→ Short problem A:
In the records below, find each line that contains the word "their" and copy those lines.

→ Given passage:
# The OW, a treasure chest of info



## oregonmom (Jan 6, 2012)

I first want to say that I know this is not always condoned on TAM, but once I cooled down, couldn't find her H, and had a pretty good idea she wasn't insane, I contacted her. Wow, am I glad I did. If I hadn't, I would be thinking things were going pretty well with DH...he has done what I have asked of him, and is talking to me a lot. Now, I have figured out he is still lying to me about some pretty serious stuff. The OW is singing like a bird, especially now after a few emails and she is figuring out how badly my DH played her and she is getting angry.


I of course don't like this woman and am royally p***** she did this to our family. I am taking what she says with a grain of salt, I know the whole truth is somewhere in the middle. But I do feel badly for her in a way...I can see what a manipulative liar my DH is. I know how he has manipulated me, told me how much he cares and loves me but then just did whatever he wanted to make himself feel good. I can see he has done the same thing to her. Am I crazy? Has anyone else ever felt this way?


Still am working on getting all the info, then plan to confront with all the things he has lied to me about. He is scheduling a MC appointment, and I am thinking that may be the time to confront, any suggestions? I have told him nothing he can tell me is a deal breaker, but if I find something out down the road he lied about, that would be a deal breaker. Of course, he is still lying about some of these things (not stuff he would forget, fundamental things about the affair).


This is h*** trying to be nice and pretend I know nothing but what he told me while I just want to explode. Any tips on how to get through the next few days without losing it?


Thanks for all your help, I would have handled this all wrong if you weren't here


----------



## DanF (Sep 27, 2010)

Be careful.
After I dropped the OW and decided to reconcile with my wife, the OW would call her and tell her that I had just called and was telling her that I loved her, all kinds of crazy crap to split us up.
I convinced my wife that I was not in contact with OW in any way and finally my wife realized that OW was trying to drive the wedge further between my wife and I in order to get me to come back.
Be very careful and be sure that you can verify what this woman is saying.


----------



## sigma1299 (May 26, 2011)

I'm with Dan. OW could very easily have an agenda. Be careful.


----------



## LostWifeCrushed (Feb 7, 2012)

Can't find her husband? What happened to him? Did he leave her?


----------



## oregonmom (Jan 6, 2012)

Thanks guys, and I hear you loud and clear. I am verifying what I can that she has told me, and the stuff I can't verify I'm being very cautious about. I've verified some big things DH has lied about (like that they worked together and he was getting different pills from her than he told me). DH and I met at work, and he cheated on me when we were dating with another person at work (I know, should have ran then). Both of us would go to his "office" to kiss. Most recent OW has also mentioned his "office" (a place in the store with no cameras)....pretty strong coincidence....


But I am taking it with a grain of salt. I know the truth is somewhere in the middle. I'm not trusting her blindly in any way.


----------



## oregonmom (Jan 6, 2012)

LWC,
OWH is out of town for months on end...no email, can't find cell phone, no work records....I've done all I could think of. Now that I know who OW is though, I've got a much better shot at finding him, I have new leads. And now I have emails from her confessing her wrong-doings...easily forwarded. Don't think he has left her, but I wouldn't cry one tear if he did.


----------



## blueskies30 (Jan 27, 2010)

The OW in my case also FB messaged me to try to drive a wedge between us. I am finding out that most of what she says is a lie and only some is true. She went as far as saying my Husband would drop the kids off with me to baby sit and then he would go see her. I've found out through my Husband he stopped contacting her in November to reconcile with me. This is the same time frame that I became aware of her. She posted on his FB wall that she missed him snd hoped to see him soon. During November my Husband was texting, calling and visiting me every day. We would go on dates without our kids almost every weekend.

The OW went as far as saying that they had a pregnancy scare in December and he was going to pay for an abortion if she was really pregnant. 


I'm still very hurt by his betrayal, but finding out she is absolutely crazy makes me feel better.
_Posted via Mobile Device_


----------

→ Material supplied:
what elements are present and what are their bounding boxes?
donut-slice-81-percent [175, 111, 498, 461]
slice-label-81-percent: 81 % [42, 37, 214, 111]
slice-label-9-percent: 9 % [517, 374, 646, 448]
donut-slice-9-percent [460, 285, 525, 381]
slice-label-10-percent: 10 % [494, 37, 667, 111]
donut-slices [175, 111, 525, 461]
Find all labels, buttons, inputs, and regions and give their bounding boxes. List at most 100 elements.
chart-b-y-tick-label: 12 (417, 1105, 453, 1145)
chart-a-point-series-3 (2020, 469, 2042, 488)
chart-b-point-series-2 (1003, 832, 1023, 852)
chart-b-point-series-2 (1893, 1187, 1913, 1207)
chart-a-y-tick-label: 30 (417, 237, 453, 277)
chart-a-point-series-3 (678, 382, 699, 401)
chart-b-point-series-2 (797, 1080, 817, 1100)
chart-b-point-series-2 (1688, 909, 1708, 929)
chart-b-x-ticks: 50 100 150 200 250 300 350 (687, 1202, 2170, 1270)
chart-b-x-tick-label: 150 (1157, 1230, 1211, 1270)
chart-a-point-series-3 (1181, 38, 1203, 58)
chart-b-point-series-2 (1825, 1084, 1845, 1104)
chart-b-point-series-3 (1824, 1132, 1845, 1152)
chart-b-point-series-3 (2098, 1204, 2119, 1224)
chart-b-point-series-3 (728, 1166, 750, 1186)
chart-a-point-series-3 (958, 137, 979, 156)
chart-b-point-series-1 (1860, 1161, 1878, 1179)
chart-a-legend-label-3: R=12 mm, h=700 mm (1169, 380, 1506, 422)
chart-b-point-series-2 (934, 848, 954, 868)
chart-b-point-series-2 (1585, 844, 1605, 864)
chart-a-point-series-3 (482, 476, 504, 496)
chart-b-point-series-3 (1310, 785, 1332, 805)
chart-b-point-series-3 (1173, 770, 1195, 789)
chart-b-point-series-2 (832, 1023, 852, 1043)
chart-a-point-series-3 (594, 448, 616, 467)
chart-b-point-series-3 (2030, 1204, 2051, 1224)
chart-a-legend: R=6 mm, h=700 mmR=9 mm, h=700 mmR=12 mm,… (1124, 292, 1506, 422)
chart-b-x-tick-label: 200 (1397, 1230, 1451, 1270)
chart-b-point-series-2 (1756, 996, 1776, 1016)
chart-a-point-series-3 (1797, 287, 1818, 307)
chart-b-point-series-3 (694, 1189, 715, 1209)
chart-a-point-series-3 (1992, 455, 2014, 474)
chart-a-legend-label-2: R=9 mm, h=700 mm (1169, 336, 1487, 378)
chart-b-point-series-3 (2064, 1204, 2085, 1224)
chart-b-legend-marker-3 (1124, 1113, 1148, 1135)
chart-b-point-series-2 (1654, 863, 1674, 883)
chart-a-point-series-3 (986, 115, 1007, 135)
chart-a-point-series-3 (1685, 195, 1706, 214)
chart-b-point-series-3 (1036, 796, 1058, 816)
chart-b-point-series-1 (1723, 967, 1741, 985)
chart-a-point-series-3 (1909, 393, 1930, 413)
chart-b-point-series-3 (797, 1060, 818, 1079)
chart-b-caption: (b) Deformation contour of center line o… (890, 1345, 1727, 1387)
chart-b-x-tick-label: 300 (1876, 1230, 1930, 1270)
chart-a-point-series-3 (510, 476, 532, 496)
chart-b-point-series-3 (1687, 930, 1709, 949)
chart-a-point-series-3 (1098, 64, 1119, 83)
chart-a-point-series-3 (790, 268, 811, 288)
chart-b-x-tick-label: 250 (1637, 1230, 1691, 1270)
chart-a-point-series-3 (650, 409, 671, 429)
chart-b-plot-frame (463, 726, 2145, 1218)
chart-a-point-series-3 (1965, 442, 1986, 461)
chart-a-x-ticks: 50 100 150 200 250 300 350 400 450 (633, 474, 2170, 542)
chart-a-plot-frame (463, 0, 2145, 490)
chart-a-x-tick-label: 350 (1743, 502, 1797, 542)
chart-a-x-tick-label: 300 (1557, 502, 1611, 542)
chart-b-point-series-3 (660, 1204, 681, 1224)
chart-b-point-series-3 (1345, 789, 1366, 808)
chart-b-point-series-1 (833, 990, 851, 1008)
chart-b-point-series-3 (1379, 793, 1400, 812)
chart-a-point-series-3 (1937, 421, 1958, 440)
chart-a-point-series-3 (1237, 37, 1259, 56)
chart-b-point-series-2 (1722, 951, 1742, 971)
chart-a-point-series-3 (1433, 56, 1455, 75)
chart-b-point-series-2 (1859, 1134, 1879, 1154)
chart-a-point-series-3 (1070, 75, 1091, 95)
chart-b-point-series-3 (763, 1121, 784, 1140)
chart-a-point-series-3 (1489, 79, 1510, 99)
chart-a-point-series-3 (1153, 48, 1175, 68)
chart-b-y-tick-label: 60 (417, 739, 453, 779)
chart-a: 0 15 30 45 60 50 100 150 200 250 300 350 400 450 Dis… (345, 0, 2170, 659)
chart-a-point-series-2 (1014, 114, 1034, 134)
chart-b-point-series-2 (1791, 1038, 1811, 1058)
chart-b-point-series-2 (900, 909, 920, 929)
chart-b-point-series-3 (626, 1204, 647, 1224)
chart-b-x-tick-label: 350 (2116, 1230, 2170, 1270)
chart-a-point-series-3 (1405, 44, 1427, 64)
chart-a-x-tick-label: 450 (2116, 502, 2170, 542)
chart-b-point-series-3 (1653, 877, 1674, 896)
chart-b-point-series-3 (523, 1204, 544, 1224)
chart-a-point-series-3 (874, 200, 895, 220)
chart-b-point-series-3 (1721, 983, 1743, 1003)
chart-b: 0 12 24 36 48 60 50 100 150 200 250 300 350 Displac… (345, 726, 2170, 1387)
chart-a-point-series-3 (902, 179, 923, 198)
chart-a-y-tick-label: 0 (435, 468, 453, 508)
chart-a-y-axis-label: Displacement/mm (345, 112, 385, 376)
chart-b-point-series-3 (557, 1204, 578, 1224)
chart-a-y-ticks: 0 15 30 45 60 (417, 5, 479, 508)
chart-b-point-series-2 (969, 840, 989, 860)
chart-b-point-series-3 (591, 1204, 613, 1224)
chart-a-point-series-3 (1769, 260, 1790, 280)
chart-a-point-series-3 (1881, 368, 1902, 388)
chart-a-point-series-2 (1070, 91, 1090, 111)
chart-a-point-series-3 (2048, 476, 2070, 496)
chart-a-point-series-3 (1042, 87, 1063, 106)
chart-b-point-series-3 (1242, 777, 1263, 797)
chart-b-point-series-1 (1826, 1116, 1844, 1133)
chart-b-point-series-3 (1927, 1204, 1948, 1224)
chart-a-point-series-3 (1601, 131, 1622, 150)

→ Short problem B:
List every distinct username that heads a post in the thread about the OW.

→ Full answer A:
what elements are present and what are their bounding boxes?
Find all labels, buttons, inputs, and regions and give their bounding boxes. List at most 100 elements.

→ Full answer B:
oregonmom
DanF
sigma1299
LostWifeCrushed
blueskies30